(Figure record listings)
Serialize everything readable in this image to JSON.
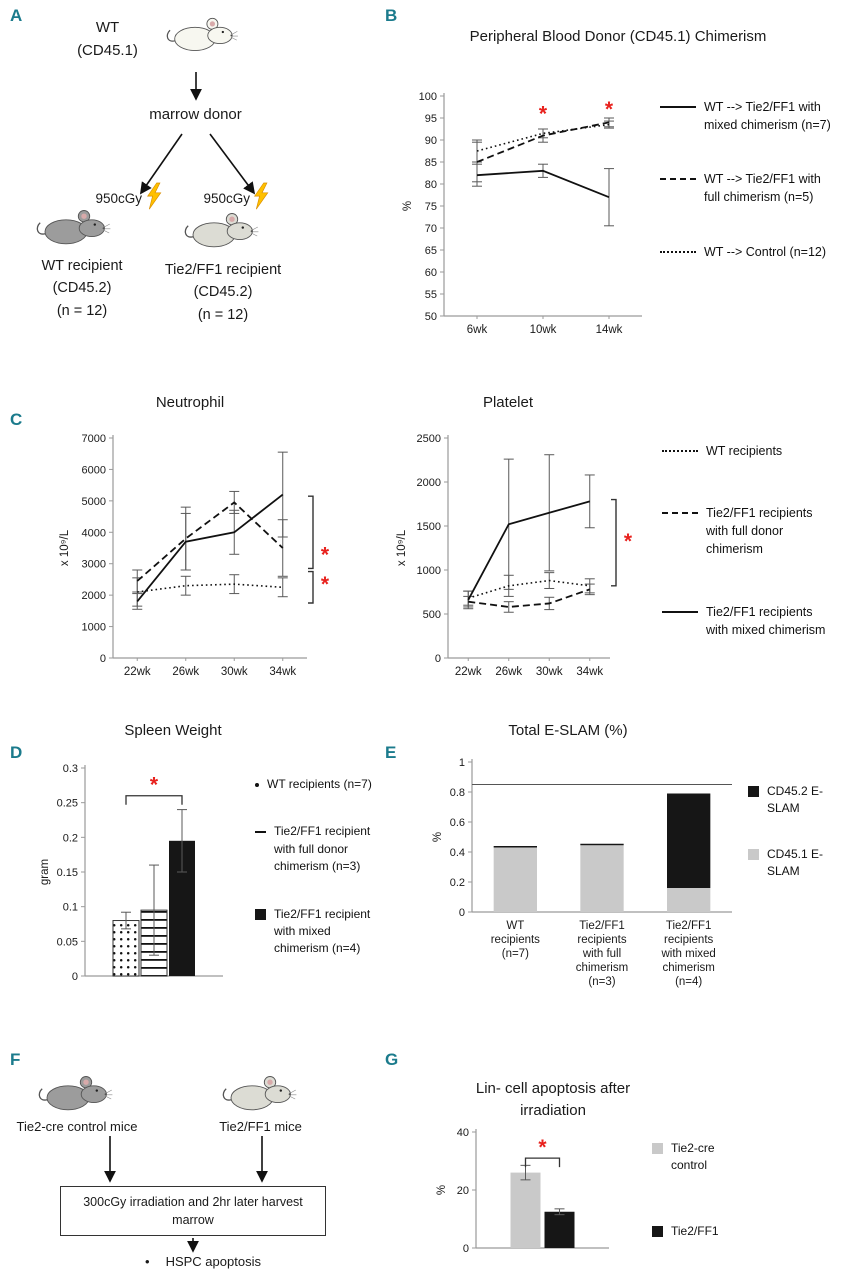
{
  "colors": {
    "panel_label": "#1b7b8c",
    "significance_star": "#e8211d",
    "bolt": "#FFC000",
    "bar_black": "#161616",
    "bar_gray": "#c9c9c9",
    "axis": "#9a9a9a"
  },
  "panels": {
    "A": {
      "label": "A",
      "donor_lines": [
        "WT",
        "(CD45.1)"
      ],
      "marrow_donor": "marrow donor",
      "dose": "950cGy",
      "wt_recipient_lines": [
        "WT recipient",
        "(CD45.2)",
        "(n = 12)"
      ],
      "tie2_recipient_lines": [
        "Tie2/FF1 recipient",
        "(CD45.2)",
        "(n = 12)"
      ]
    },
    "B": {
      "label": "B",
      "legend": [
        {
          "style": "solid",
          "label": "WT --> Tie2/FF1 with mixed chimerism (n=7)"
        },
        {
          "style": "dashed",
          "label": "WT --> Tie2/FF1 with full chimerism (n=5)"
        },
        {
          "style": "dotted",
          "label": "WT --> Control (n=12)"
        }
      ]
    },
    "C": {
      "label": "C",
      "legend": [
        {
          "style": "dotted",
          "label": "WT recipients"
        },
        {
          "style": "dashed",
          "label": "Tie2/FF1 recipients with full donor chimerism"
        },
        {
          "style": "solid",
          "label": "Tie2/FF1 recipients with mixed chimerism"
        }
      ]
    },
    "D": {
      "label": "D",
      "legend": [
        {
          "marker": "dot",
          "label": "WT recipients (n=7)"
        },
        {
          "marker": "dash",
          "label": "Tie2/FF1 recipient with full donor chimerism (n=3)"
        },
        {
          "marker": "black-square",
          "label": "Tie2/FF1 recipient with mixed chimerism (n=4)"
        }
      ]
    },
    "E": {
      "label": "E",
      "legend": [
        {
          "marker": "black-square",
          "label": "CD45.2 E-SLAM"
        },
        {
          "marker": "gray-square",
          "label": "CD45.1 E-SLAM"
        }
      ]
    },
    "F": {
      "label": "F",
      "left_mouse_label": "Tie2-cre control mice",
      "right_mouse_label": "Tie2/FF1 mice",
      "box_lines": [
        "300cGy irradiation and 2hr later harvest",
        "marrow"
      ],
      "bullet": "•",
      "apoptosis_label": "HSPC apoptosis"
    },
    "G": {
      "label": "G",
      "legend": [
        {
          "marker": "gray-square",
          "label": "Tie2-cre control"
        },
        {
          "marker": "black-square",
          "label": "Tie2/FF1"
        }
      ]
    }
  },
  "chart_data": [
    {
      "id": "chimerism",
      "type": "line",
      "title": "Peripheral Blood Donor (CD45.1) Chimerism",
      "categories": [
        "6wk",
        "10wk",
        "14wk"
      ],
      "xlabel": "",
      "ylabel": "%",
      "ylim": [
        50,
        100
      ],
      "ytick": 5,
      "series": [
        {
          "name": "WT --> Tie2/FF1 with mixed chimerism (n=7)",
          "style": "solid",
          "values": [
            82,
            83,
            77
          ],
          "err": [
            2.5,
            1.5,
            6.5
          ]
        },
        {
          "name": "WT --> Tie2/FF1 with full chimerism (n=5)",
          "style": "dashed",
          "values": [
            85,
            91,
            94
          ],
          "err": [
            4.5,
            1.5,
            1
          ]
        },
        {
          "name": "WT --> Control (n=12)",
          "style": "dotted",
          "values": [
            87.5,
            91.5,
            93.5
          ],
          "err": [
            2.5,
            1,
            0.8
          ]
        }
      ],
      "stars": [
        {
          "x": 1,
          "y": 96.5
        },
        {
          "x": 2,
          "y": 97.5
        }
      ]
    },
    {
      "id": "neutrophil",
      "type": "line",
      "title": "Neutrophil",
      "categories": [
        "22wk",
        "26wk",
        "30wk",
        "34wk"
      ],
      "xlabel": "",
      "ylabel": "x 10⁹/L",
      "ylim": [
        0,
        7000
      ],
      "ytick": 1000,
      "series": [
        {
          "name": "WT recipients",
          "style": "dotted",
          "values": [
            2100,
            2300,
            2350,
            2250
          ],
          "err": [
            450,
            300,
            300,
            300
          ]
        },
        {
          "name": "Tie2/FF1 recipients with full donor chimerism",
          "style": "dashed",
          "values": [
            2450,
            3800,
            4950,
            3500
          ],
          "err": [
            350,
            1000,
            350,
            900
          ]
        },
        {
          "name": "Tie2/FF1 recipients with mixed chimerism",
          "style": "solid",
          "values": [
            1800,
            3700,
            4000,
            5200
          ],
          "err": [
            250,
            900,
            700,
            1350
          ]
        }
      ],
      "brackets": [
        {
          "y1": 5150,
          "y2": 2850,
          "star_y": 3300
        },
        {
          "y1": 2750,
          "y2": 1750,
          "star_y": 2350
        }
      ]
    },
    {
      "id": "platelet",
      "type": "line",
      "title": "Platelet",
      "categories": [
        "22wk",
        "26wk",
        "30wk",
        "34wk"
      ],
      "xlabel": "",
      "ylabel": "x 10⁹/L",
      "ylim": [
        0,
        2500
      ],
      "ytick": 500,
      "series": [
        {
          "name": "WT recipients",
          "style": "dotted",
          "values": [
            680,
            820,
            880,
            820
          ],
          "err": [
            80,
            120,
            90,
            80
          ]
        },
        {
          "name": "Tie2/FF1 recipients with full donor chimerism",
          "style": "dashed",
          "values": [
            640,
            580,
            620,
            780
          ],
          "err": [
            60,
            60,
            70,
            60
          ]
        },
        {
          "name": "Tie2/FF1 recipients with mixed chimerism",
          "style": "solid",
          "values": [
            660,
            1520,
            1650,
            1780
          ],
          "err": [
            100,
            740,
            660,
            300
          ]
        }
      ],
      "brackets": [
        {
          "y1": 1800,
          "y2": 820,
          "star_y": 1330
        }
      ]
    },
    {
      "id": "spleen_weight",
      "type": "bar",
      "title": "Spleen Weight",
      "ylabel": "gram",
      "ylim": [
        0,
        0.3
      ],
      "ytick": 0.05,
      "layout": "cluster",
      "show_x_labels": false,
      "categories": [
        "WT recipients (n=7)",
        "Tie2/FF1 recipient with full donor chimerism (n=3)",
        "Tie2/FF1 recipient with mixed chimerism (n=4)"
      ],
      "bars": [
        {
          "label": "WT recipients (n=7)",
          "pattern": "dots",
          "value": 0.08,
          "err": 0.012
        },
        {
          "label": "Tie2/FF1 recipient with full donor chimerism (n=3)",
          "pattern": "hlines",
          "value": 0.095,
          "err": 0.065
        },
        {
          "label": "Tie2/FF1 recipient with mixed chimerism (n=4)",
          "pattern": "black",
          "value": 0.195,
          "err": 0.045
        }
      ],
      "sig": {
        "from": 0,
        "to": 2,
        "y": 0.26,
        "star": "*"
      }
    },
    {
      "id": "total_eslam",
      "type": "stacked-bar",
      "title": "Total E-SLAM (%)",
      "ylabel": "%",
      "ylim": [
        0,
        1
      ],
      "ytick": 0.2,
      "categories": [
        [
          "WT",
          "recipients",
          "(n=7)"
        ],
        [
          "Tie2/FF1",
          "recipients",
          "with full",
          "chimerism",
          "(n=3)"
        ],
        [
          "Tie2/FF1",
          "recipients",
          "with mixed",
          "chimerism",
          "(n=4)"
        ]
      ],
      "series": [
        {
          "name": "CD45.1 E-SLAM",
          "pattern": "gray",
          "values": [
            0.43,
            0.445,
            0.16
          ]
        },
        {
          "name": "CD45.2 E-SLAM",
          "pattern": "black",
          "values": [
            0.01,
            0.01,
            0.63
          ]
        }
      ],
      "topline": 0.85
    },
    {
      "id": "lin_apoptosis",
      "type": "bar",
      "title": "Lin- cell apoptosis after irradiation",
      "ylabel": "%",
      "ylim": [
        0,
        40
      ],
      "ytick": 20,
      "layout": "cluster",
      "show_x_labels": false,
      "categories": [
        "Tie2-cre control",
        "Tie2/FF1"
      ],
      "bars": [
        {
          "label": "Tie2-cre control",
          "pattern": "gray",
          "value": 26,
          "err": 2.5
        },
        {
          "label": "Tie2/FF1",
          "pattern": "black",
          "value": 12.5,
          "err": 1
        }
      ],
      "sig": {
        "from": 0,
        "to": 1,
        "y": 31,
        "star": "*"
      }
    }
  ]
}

[TASK PROMPT]: Copy out the lines in which the string "title" appears.

[RESULT OF THIS TASK]:
      "title": "Peripheral Blood Donor (CD45.1) Chimerism",
      "title": "Neutrophil",
      "title": "Platelet",
      "title": "Spleen Weight",
      "title": "Total E-SLAM (%)",
      "title": "Lin- cell apoptosis after irradiation",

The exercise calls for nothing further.